LIVE / Wet Fest: il festival hardcore più infuocato dell'anno.
Un titolo con un gioco di parole che sembra una presa un giro. Eppure c'è da poco da scherzare, l'edizione 2013 del festival marchigiano dedicato al genere hardcore è stata tutt'altro che fresca, è stata veramente bollente, infuocata. Per spiegare però, le cause di questa situazione, dobbiamo fare qualche passo indietro.
Inizialmente, la location designata era L'ippodromo Mori di Civitanova Marche. Un posto all'aperto, ampio e abitualmente utilizzato sia per lo svolgimento di gare motocross che per feste e concerti. L'ideale quindi per organizzare una manifestazione in piena estate, precisamente il 7 Agosto. Purtroppo però, la presunzione e l'ignoranza che prevalgono negli individui che hanno dato vita ad un rave abusivo e pericoloso pochi giorni prima proprio all'Ippodromo, hanno fatto sì che l'amministrazione privasse dei certificati di intrattenimento la struttura, chiudendo di colpo la porta in faccia agli organizzatori del Wet Fest. Un imprevisto non da poco. Fortunatamente lo staff trovò immediatamente un altro luogo: La Piccola di Porto Sant'Elpidio, ovvero un ex-scalo merci rivalutato per la creazione di sale prove, studio di registrazione e anche di una sala concerti. Quest'ultima, striminzita e al chiuso e al secondo dei due piani. In pratica una mansarda dove dare luogo ad un festival di musica in una giornata d'estate con un sole spacca-pietre. Da non crederci. Sempre meglio di niente si direbbe ma il risultato è stato ovviamente bollente. Un risultato da 52°C. Da qui l'ironico e paradossale titolo.
Ad ogni modo, questi non furono gli unici problemi, no di certo. "Troppo bello per essere vero". Delle undici band previste, di cui nove provenienti dall'estero - fattore di tutto rispetto per una realtà così umile -, due delle più importanti diedero inspiegabilmente forfeit proprio pochi giorni prima dell'evento. E stiamo parlando dei Brothehood of The Lake e dei More Than Life, quest'ultimi tra l'altro riunitisi specialmente dopo anni di pausa. Dietrofront inaspettati che fecero aumentare rabbia e sconforto, sia ai fan che agli organizzatori. Ma... c'est la vie!

Obiettivo dell'esercizio:
Ricopia dall'articolo sul Wet Fest il tratto che va da "LIVE / Wet Fest: il" fino a "qualche passo indietro.", senza cambiare nulla. Le righe che seguono non hanno alcun ruolo in questo esercizio.

Righe fornite:
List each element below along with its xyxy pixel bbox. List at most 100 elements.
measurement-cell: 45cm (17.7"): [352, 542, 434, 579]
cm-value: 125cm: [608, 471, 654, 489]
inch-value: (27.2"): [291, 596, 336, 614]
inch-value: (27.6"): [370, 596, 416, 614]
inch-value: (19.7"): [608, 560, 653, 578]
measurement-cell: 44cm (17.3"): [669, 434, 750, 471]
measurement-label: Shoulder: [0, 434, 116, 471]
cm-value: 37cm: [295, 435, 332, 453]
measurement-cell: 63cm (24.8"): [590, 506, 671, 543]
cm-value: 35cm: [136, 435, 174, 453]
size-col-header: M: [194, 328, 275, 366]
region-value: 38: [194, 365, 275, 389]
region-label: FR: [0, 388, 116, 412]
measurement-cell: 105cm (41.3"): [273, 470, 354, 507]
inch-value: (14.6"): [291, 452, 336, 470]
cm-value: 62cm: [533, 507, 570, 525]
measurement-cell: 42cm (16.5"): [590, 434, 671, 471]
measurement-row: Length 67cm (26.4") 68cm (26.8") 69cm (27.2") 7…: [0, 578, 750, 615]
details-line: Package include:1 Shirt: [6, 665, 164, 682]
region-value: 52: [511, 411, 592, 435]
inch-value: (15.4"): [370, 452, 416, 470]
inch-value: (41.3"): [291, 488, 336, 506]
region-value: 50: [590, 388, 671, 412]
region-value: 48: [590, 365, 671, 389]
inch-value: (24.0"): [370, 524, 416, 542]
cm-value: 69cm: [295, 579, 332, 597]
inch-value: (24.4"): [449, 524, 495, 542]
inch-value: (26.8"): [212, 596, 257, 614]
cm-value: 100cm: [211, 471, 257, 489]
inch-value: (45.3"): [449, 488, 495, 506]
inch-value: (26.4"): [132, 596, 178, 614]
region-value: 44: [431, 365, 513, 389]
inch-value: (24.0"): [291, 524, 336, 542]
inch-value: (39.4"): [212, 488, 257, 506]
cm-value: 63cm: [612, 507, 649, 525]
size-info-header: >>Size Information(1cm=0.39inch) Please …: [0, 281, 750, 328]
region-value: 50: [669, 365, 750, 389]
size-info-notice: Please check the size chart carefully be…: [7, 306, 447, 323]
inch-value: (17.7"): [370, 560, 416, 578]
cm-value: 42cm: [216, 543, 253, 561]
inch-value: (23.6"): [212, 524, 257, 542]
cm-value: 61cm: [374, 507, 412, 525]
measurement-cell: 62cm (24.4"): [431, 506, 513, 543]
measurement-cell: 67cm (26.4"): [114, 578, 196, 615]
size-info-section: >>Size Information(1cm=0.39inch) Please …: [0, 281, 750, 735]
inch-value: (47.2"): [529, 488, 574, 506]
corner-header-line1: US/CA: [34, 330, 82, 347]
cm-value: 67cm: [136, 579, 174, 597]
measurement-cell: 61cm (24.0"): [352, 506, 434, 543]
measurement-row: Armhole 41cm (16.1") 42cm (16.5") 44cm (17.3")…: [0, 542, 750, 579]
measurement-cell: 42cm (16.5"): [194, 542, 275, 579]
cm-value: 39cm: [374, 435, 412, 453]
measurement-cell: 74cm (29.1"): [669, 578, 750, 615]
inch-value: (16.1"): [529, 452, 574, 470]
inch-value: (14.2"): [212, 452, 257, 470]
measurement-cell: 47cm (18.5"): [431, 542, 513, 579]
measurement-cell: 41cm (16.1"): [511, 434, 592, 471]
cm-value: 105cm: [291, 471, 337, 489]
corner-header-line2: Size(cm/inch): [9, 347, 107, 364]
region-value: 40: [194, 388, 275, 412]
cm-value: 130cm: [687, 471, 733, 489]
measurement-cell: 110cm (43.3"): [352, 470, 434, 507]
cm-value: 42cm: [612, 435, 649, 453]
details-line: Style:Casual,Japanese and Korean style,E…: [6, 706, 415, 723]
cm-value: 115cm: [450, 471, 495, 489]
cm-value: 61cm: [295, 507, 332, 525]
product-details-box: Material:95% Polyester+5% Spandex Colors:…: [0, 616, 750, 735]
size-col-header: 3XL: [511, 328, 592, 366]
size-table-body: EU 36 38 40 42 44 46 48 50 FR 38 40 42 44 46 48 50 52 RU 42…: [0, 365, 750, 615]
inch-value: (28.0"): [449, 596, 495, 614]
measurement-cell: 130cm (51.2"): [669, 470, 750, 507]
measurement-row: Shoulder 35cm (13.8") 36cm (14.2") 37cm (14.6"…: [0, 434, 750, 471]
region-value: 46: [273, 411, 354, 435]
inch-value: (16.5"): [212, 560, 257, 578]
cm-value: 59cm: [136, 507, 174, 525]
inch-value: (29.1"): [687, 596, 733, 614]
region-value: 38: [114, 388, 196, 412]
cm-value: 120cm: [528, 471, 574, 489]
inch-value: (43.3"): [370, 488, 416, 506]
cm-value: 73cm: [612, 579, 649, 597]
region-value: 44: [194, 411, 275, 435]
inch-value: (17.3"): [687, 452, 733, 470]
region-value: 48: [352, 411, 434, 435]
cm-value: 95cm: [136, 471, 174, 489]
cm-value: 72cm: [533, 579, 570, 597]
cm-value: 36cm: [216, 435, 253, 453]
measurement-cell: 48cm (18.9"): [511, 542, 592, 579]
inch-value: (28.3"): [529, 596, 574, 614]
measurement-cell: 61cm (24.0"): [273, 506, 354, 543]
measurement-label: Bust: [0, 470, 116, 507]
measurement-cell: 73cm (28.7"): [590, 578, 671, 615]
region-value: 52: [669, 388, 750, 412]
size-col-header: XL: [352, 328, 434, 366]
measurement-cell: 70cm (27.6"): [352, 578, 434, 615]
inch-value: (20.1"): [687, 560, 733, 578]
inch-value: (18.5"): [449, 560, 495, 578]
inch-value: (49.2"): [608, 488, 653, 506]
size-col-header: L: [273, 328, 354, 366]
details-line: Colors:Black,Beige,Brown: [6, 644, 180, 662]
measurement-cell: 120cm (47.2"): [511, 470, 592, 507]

Soluzione del compito:
LIVE / Wet Fest: il festival hardcore più infuocato dell'anno.
Un titolo con un gioco di parole che sembra una presa un giro. Eppure c'è da poco da scherzare, l'edizione 2013 del festival marchigiano dedicato al genere hardcore è stata tutt'altro che fresca, è stata veramente bollente, infuocata. Per spiegare però, le cause di questa situazione, dobbiamo fare qualche passo indietro.